INSTRUCTIONS FOR THE TASK ▸ Seek out every line containing the word "Assembly", and copy each.

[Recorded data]
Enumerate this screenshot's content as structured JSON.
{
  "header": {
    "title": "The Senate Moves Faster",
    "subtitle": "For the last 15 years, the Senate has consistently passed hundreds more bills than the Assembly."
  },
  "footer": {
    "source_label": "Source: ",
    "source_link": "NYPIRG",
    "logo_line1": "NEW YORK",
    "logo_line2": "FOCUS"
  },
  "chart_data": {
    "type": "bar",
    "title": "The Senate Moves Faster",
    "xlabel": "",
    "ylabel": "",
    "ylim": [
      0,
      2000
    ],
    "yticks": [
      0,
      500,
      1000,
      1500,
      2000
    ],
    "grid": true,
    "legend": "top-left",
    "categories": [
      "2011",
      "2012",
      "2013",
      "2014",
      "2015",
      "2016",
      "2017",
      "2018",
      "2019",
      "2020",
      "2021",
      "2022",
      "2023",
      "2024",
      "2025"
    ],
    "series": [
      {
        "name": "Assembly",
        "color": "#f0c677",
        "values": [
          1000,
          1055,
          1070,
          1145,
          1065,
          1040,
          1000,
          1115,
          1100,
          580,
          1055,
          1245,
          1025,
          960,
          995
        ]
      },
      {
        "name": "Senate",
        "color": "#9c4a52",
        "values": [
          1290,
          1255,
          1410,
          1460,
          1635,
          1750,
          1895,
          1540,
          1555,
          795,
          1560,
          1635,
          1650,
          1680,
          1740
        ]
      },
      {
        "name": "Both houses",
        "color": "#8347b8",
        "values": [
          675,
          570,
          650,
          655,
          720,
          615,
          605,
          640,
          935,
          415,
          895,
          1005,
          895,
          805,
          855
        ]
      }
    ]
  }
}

FULL ANSWER ▸
    "subtitle": "For the last 15 years, the Senate has consistently passed hundreds more bills than the Assembly."
        "name": "Assembly",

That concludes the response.